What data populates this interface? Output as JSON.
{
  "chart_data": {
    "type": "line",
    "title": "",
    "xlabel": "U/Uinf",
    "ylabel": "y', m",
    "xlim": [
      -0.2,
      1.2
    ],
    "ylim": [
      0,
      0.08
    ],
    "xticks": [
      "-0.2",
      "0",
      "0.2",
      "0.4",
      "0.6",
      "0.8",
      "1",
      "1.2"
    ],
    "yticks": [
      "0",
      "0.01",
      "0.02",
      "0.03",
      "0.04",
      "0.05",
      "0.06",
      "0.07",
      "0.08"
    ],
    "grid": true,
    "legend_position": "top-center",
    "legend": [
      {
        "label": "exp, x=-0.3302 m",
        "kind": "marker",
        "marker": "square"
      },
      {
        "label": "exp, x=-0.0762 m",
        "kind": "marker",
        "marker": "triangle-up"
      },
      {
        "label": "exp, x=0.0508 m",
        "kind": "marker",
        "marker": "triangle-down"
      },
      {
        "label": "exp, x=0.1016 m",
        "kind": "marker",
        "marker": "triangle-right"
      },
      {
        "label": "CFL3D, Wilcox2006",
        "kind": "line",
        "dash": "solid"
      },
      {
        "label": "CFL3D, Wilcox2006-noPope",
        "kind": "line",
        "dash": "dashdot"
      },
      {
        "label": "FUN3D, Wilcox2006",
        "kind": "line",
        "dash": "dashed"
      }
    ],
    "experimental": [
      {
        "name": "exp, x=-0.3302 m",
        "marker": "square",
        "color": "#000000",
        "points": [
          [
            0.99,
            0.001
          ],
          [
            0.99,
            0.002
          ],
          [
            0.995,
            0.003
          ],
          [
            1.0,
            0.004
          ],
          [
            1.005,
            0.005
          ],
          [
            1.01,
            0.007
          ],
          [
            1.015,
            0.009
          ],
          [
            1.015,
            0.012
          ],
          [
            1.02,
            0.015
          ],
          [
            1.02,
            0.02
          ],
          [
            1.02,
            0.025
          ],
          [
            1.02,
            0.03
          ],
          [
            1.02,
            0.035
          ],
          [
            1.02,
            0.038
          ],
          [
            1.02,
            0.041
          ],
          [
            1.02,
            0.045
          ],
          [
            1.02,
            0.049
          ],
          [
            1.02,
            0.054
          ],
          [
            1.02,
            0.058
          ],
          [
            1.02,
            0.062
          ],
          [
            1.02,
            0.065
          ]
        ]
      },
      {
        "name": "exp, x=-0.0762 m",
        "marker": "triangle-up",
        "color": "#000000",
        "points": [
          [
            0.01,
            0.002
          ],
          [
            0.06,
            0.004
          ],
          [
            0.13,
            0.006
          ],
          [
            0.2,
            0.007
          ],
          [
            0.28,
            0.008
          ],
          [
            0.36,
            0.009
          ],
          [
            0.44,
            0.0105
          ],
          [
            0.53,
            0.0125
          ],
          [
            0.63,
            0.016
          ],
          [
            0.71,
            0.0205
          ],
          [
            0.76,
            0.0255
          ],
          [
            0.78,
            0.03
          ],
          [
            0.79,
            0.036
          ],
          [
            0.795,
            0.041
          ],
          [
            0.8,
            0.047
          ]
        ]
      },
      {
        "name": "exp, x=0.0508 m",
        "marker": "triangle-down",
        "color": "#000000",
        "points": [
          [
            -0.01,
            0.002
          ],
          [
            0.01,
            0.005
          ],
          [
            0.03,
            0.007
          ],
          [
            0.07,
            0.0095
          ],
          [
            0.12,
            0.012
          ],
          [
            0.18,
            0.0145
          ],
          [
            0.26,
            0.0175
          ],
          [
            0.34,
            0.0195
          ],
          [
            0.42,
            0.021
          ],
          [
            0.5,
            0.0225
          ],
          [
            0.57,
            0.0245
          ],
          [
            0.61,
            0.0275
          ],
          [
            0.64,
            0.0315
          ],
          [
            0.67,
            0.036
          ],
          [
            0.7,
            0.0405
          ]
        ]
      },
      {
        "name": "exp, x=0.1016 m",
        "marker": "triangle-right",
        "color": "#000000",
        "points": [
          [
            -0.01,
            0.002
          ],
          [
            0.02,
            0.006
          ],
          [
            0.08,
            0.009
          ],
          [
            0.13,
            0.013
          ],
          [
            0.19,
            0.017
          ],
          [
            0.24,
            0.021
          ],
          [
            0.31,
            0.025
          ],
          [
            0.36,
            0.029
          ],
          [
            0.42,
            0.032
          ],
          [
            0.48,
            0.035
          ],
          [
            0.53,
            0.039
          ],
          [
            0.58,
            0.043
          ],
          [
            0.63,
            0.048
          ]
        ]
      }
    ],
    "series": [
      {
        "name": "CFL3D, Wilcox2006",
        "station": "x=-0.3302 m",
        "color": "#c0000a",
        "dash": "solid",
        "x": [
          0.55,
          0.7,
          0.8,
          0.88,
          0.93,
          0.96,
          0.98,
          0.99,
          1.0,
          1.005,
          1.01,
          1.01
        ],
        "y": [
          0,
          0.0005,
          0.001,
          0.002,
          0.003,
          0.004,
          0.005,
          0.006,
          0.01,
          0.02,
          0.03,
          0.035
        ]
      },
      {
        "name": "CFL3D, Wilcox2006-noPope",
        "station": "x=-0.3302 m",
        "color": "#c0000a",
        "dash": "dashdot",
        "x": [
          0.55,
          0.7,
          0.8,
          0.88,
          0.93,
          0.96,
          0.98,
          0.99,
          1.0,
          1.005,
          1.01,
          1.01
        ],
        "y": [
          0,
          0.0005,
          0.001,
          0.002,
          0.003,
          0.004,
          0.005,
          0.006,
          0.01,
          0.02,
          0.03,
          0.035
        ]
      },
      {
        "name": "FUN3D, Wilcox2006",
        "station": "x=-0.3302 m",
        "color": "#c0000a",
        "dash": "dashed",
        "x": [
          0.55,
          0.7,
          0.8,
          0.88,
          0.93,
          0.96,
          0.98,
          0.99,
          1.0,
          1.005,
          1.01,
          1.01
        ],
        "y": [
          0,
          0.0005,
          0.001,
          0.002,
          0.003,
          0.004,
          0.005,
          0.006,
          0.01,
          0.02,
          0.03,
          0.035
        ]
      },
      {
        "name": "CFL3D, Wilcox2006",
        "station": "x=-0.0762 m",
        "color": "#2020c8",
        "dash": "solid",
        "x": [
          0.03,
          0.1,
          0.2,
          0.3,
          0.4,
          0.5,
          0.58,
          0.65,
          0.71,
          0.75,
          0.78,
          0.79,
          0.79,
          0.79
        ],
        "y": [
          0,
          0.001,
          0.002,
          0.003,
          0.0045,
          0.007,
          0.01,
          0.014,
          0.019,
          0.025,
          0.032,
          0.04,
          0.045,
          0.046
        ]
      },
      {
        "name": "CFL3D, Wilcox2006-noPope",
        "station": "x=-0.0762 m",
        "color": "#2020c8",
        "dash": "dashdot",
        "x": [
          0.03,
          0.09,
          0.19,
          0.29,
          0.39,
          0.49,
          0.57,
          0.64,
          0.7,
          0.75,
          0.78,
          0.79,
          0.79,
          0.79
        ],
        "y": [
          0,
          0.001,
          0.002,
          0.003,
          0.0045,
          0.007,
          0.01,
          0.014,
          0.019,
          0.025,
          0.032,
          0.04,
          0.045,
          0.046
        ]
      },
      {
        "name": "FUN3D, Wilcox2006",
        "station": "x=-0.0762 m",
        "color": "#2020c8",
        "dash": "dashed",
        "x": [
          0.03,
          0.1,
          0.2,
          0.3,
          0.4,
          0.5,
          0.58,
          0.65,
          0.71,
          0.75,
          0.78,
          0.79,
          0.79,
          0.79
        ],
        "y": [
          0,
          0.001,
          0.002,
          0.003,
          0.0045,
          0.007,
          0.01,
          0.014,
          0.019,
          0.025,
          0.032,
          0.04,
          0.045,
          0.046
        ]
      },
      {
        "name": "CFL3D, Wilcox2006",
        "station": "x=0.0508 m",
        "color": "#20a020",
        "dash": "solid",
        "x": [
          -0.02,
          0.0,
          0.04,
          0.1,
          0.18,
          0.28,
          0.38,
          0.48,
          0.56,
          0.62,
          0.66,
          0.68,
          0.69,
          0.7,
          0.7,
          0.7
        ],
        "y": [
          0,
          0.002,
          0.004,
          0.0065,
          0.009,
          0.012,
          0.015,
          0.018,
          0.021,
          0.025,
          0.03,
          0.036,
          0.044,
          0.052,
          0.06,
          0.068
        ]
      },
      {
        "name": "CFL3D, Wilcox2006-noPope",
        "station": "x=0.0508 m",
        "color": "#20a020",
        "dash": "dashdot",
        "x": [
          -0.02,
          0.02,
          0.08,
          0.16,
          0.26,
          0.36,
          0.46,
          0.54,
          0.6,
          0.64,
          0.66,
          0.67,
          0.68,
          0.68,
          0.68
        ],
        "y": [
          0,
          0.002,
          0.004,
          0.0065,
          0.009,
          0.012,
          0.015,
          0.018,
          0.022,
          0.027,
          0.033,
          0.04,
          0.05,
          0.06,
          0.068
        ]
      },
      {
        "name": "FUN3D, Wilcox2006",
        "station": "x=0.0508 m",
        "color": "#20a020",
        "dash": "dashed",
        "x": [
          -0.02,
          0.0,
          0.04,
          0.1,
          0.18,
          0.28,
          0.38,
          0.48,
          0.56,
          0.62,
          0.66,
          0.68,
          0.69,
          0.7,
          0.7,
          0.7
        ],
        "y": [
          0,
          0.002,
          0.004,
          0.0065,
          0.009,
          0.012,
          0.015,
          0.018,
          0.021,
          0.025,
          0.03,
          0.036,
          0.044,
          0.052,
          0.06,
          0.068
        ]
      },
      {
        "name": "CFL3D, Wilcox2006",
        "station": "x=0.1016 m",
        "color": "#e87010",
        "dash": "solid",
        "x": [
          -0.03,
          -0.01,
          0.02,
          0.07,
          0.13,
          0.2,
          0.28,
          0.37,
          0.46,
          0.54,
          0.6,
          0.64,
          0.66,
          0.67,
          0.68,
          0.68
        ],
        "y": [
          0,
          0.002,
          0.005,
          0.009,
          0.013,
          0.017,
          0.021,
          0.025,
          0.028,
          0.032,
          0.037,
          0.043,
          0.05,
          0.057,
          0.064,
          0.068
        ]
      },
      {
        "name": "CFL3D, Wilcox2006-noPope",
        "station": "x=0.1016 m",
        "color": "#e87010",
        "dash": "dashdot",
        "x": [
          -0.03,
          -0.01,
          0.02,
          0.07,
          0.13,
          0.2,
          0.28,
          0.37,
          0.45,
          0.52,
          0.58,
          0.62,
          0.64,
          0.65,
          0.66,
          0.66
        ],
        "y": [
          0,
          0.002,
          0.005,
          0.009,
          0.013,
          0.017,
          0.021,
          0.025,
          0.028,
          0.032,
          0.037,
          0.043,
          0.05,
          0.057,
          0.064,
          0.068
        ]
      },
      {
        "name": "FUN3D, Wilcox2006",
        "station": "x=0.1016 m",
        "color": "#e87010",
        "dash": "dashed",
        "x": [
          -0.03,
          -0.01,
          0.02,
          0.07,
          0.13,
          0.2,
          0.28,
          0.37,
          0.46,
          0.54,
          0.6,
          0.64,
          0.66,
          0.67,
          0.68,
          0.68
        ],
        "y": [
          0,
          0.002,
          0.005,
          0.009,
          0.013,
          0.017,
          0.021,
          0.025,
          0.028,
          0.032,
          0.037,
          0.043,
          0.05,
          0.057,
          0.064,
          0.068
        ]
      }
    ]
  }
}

+-------+

:: EXERCISE TASK ::
Return every line from the records above that holds the word "triangle".

:: PROBLEM SOLUTION ::
        "marker": "triangle-up"
        "marker": "triangle-down"
        "marker": "triangle-right"
        "marker": "triangle-up",
        "marker": "triangle-down",
        "marker": "triangle-right",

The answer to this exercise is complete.